**What you need to do:** Below are the records; reproduce all of them exactly but without any images.

## BEGIN Provided records

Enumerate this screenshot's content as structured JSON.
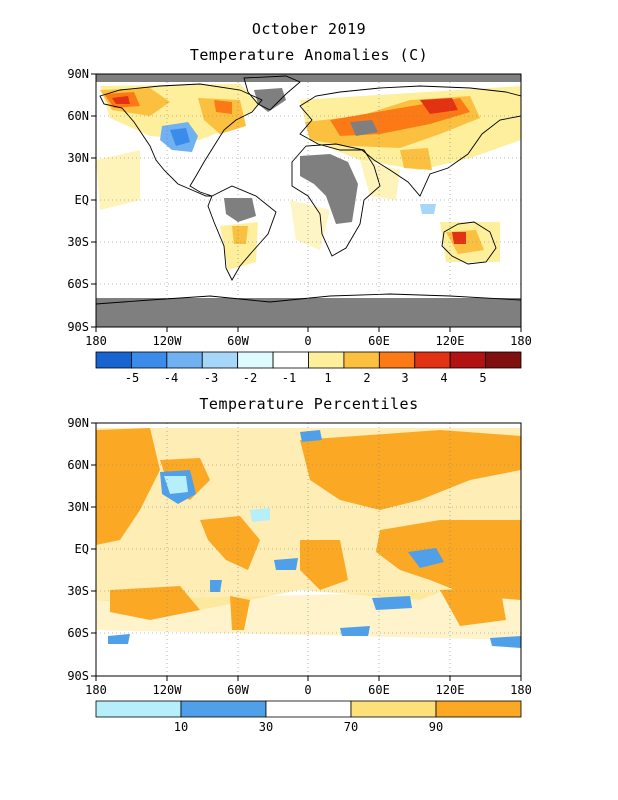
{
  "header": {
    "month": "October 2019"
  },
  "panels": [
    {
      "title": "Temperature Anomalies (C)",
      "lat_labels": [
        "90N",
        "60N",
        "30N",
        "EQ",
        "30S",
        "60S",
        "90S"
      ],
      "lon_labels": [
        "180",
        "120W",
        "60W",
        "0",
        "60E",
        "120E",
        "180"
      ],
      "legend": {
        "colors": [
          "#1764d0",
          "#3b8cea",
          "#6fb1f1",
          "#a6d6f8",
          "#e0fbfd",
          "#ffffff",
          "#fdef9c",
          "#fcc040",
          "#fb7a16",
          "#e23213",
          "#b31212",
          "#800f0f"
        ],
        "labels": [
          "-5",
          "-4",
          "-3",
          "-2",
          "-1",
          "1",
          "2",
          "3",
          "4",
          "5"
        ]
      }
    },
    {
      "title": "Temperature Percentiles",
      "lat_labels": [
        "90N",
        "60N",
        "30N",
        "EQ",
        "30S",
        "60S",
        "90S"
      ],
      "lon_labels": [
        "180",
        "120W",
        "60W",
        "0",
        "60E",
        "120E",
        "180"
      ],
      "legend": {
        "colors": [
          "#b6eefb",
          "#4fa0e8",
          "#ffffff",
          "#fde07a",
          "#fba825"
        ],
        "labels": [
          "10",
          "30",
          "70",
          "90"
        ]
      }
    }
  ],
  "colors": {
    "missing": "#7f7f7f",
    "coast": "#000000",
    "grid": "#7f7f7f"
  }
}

## END Provided records

**Output for this task:**
Enumerate this screenshot's content as structured JSON.
{
  "header": {
    "month": "October 2019"
  },
  "panels": [
    {
      "title": "Temperature Anomalies (C)",
      "lat_labels": [
        "90N",
        "60N",
        "30N",
        "EQ",
        "30S",
        "60S",
        "90S"
      ],
      "lon_labels": [
        "180",
        "120W",
        "60W",
        "0",
        "60E",
        "120E",
        "180"
      ],
      "legend": {
        "colors": [
          "#1764d0",
          "#3b8cea",
          "#6fb1f1",
          "#a6d6f8",
          "#e0fbfd",
          "#ffffff",
          "#fdef9c",
          "#fcc040",
          "#fb7a16",
          "#e23213",
          "#b31212",
          "#800f0f"
        ],
        "labels": [
          "-5",
          "-4",
          "-3",
          "-2",
          "-1",
          "1",
          "2",
          "3",
          "4",
          "5"
        ]
      }
    },
    {
      "title": "Temperature Percentiles",
      "lat_labels": [
        "90N",
        "60N",
        "30N",
        "EQ",
        "30S",
        "60S",
        "90S"
      ],
      "lon_labels": [
        "180",
        "120W",
        "60W",
        "0",
        "60E",
        "120E",
        "180"
      ],
      "legend": {
        "colors": [
          "#b6eefb",
          "#4fa0e8",
          "#ffffff",
          "#fde07a",
          "#fba825"
        ],
        "labels": [
          "10",
          "30",
          "70",
          "90"
        ]
      }
    }
  ],
  "colors": {
    "missing": "#7f7f7f",
    "coast": "#000000",
    "grid": "#7f7f7f"
  }
}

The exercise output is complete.